Records shown:
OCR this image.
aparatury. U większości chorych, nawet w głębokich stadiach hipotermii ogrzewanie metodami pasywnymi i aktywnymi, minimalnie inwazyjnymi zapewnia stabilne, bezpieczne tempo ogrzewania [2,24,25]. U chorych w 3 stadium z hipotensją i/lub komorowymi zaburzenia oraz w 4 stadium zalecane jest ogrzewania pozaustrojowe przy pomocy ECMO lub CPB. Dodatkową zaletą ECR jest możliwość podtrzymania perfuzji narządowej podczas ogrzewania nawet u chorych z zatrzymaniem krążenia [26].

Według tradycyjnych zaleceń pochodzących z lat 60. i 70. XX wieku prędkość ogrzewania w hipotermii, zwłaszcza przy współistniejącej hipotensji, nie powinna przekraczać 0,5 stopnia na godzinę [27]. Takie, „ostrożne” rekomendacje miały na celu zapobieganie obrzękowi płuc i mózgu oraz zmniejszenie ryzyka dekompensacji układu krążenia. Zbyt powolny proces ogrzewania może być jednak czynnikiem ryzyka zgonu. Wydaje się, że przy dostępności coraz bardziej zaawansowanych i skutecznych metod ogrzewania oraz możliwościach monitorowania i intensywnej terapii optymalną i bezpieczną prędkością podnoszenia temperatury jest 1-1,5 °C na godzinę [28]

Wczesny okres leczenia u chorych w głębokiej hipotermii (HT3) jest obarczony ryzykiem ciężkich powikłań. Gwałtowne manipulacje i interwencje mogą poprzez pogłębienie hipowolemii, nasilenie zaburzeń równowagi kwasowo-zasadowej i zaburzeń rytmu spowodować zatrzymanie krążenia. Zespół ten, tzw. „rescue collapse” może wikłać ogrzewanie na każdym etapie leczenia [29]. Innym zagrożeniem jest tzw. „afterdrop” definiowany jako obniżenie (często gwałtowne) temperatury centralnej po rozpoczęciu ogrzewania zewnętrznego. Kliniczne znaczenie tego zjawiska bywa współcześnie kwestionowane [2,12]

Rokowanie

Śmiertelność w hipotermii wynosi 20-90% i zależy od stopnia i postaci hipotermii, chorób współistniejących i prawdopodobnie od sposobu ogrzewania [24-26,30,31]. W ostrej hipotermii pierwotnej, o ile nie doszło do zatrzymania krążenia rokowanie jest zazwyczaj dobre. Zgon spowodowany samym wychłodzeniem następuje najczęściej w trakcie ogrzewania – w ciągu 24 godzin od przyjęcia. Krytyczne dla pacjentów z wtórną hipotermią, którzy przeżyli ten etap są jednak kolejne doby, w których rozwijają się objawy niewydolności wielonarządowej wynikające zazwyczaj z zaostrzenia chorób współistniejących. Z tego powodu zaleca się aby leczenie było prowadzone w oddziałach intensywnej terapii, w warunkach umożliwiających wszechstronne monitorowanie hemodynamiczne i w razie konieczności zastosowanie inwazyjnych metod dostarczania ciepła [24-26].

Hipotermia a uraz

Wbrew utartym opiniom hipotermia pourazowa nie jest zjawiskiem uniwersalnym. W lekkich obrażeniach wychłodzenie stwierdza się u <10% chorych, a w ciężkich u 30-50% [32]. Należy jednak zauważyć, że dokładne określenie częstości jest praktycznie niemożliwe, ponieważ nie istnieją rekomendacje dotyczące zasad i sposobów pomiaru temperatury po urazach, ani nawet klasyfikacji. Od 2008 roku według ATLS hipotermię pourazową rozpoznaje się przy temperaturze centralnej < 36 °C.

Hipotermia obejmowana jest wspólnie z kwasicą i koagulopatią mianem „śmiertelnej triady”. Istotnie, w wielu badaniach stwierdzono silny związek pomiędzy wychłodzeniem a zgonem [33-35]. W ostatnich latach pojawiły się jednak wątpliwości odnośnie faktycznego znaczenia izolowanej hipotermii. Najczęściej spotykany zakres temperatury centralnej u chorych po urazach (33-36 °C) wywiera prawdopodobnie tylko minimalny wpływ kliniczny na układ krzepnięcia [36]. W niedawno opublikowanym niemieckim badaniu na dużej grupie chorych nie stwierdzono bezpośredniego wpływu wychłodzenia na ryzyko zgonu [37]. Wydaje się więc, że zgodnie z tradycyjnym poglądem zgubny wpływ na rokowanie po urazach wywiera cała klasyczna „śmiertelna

--

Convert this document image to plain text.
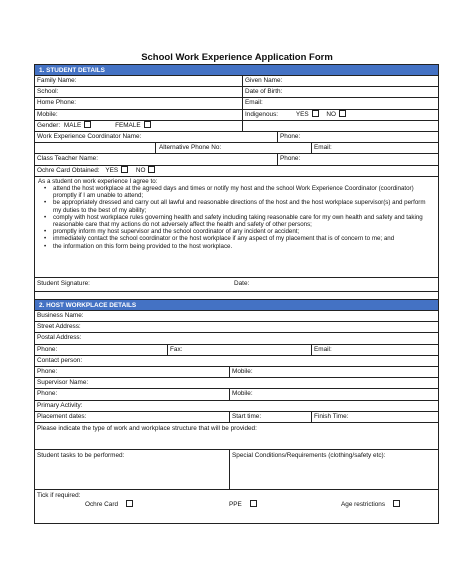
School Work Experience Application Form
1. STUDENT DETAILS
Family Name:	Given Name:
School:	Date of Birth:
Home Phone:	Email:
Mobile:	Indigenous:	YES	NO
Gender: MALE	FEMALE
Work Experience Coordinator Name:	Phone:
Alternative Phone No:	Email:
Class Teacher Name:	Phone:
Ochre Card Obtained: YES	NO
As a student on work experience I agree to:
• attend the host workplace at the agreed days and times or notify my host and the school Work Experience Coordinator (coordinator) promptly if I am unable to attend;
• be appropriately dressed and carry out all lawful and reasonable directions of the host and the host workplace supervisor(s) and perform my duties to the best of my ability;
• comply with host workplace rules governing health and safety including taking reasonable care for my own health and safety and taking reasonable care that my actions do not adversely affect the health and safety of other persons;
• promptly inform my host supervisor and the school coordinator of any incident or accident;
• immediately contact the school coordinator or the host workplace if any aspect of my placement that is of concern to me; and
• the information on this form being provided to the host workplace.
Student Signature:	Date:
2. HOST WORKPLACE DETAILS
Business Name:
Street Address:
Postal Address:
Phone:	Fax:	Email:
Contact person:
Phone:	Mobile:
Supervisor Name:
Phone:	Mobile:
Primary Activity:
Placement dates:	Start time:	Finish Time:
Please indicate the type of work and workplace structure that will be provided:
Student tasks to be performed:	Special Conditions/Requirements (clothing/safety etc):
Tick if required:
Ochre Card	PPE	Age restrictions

Set exercise: State only the count of lines above that hold the string "ciężkich".

Result for this exercise: 2